#### EXERCISE MATERIALS ####

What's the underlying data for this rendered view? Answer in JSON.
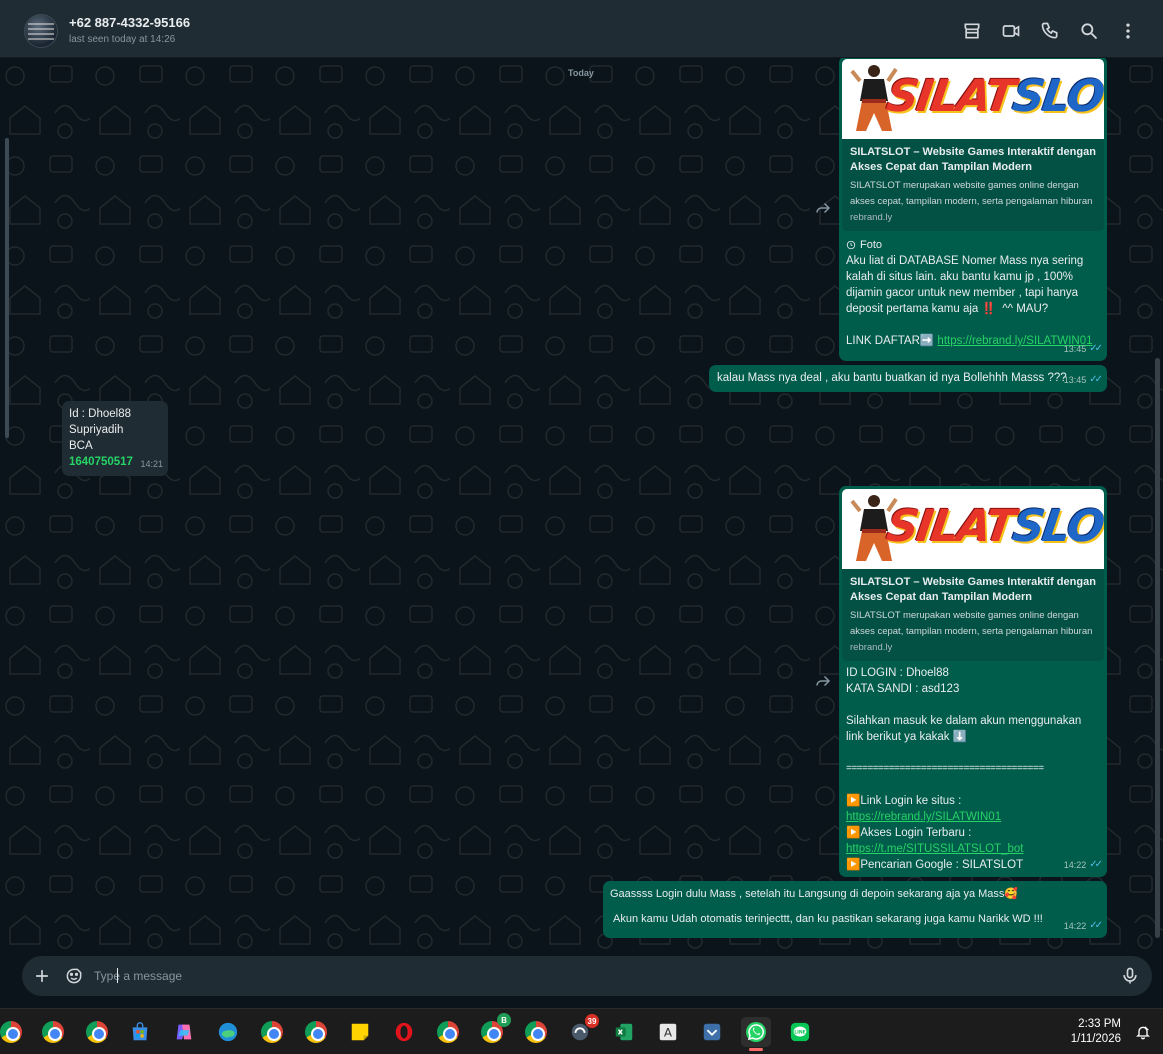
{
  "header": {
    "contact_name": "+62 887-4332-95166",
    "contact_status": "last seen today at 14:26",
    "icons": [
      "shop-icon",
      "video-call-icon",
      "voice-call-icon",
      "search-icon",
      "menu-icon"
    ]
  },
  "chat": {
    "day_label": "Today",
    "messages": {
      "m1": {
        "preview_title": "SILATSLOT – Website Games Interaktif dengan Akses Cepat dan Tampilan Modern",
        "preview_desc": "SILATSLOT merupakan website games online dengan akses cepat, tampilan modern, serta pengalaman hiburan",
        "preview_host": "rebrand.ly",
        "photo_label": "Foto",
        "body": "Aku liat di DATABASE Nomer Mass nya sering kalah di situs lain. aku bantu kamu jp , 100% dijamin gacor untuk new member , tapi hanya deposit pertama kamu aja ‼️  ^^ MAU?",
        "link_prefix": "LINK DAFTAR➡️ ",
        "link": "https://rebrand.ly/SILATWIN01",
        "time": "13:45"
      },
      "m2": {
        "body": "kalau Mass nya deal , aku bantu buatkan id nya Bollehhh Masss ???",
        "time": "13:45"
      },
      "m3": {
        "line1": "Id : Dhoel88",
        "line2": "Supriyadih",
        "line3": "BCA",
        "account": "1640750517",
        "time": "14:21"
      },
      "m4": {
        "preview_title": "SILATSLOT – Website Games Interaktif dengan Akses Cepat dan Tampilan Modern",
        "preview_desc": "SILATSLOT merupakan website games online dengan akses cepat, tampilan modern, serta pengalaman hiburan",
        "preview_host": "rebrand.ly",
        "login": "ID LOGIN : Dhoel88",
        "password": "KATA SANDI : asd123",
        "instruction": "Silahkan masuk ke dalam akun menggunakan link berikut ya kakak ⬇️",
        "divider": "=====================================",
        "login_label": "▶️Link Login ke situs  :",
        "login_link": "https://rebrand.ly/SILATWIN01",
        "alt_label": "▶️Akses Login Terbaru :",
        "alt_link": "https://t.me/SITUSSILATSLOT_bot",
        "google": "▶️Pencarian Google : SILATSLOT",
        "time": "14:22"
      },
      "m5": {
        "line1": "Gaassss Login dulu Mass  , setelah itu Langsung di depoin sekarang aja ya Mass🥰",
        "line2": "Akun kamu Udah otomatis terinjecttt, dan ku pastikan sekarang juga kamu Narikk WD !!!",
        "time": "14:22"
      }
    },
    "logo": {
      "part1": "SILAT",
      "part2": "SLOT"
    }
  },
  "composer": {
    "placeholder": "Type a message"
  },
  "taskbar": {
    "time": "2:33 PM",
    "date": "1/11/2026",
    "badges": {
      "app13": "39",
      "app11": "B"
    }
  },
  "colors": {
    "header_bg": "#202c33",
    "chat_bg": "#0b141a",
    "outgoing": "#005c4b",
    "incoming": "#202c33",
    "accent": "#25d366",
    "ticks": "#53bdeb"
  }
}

####
#### EXERCISE MATERIALS ####

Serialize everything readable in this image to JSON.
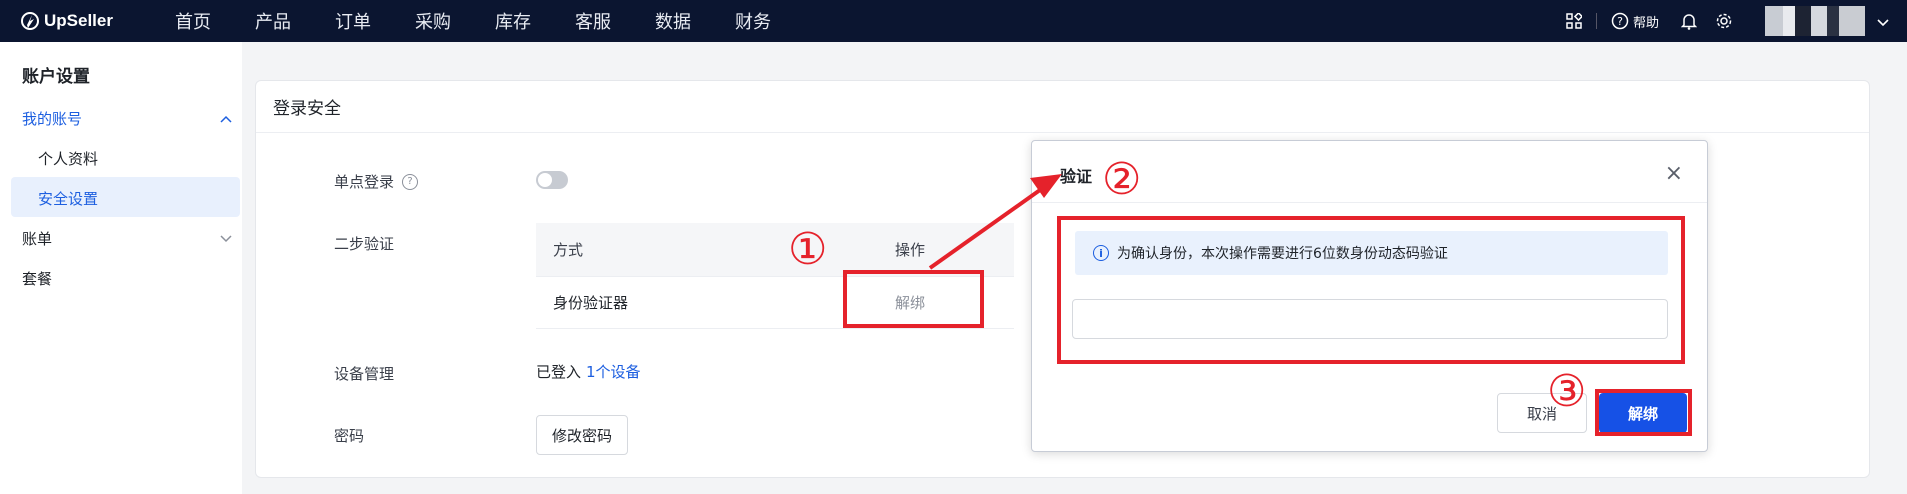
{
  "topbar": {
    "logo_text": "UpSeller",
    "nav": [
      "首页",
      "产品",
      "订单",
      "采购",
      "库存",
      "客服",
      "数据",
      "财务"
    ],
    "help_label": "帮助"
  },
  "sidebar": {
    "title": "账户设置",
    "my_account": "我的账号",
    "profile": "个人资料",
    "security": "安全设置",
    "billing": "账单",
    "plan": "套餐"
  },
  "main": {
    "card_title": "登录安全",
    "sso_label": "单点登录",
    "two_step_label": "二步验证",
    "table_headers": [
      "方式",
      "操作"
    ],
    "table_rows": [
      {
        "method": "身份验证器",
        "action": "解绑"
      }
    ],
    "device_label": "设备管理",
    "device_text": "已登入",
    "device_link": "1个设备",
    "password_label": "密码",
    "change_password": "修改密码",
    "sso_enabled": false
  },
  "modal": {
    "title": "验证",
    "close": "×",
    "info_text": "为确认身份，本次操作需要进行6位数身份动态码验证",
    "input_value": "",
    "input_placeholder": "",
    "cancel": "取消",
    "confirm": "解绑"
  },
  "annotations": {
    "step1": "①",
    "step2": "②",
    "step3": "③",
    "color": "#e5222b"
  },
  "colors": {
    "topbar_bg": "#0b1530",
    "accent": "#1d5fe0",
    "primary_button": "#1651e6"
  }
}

####
#### EXERCISE MATERIALS ####

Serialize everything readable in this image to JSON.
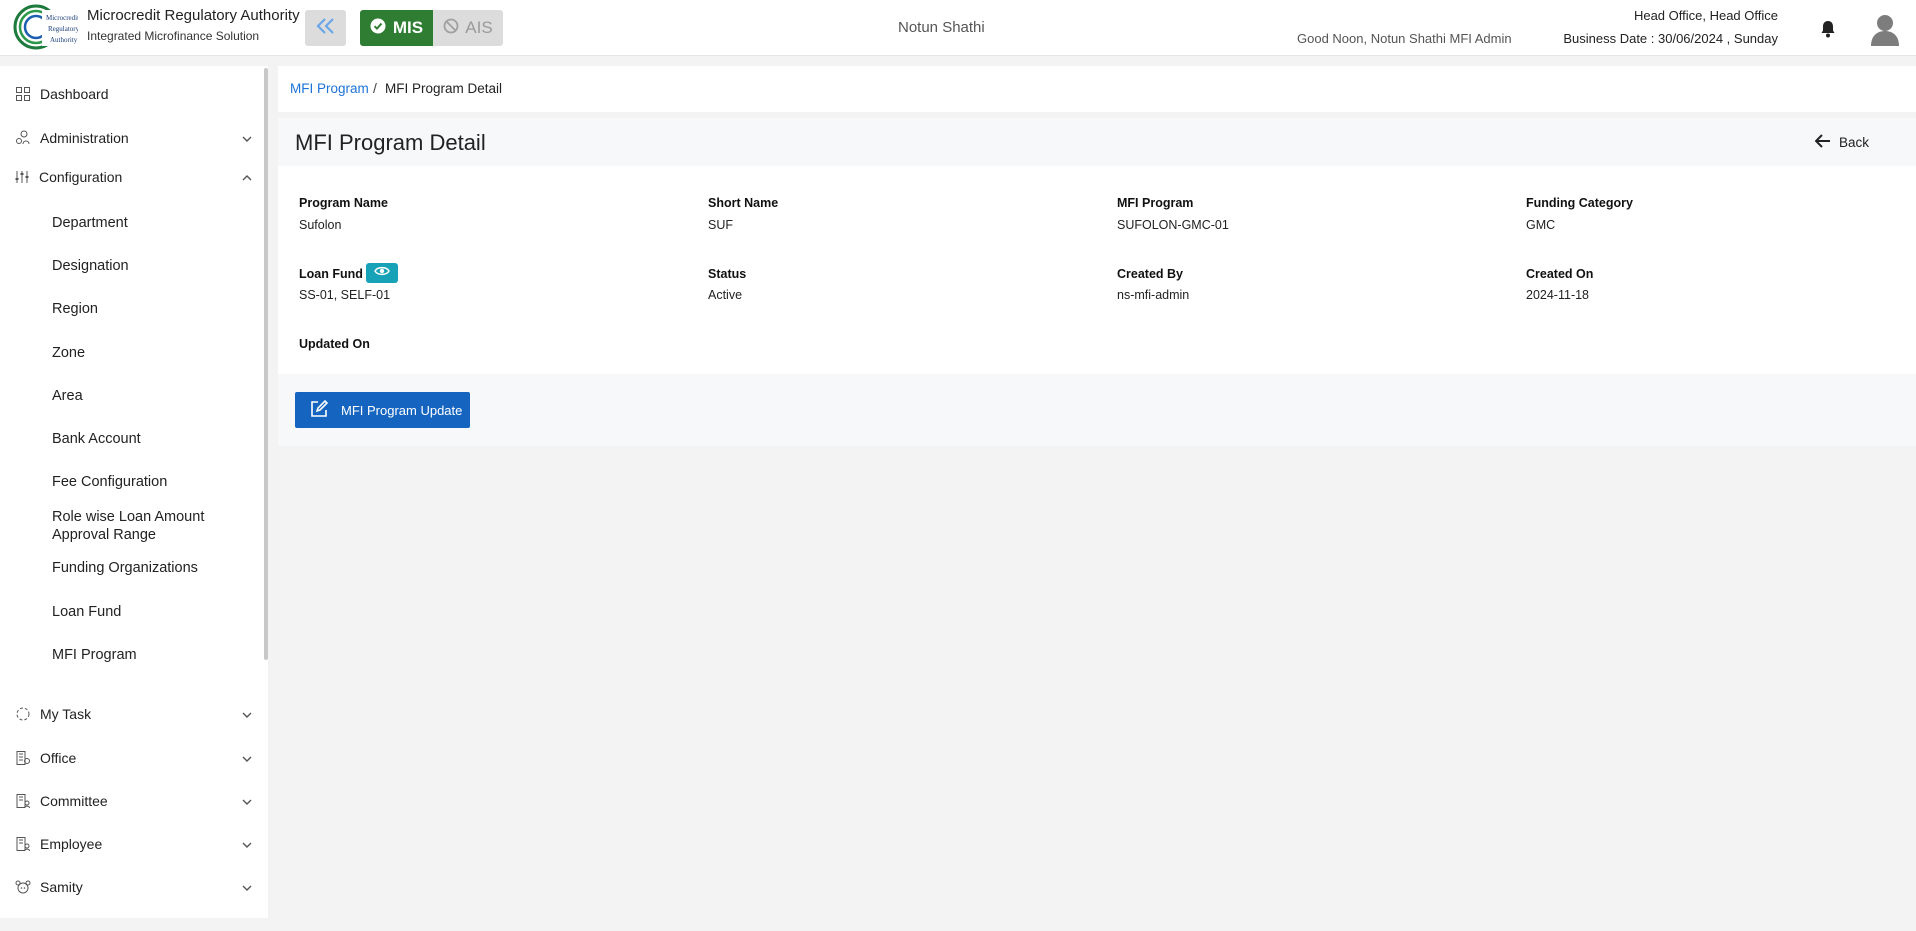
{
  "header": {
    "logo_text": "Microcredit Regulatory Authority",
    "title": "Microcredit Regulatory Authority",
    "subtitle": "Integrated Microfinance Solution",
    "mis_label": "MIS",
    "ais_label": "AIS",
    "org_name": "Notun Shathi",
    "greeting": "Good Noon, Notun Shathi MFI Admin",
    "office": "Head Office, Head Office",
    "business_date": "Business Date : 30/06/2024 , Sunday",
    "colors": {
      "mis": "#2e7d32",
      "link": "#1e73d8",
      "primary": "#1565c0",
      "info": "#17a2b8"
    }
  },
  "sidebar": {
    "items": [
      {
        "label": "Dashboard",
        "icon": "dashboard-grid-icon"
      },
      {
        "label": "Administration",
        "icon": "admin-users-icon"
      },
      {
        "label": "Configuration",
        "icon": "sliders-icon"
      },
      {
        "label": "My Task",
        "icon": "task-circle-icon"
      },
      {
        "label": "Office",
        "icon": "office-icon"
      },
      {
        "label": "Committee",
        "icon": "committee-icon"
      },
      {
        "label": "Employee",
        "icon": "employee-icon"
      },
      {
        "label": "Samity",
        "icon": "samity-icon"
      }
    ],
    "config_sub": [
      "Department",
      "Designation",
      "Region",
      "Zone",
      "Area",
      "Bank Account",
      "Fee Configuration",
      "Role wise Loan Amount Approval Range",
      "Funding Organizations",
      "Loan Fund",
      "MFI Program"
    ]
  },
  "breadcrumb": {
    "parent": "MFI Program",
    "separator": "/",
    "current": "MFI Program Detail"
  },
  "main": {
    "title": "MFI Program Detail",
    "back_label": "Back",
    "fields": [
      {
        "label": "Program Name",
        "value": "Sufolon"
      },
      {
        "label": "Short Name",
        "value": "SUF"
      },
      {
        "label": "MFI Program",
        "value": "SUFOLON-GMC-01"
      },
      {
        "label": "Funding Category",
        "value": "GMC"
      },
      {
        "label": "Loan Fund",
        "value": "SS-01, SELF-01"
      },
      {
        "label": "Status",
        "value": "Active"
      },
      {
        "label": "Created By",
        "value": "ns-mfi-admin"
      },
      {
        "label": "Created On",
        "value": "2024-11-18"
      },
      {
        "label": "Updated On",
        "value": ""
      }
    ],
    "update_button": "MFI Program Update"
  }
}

####

▸ **REQUIRED TASK**:
Identify and copy lines that hold the string "Detail".

▸ **RIGHT ANSWER**:
    "current": "MFI Program Detail"
    "title": "MFI Program Detail",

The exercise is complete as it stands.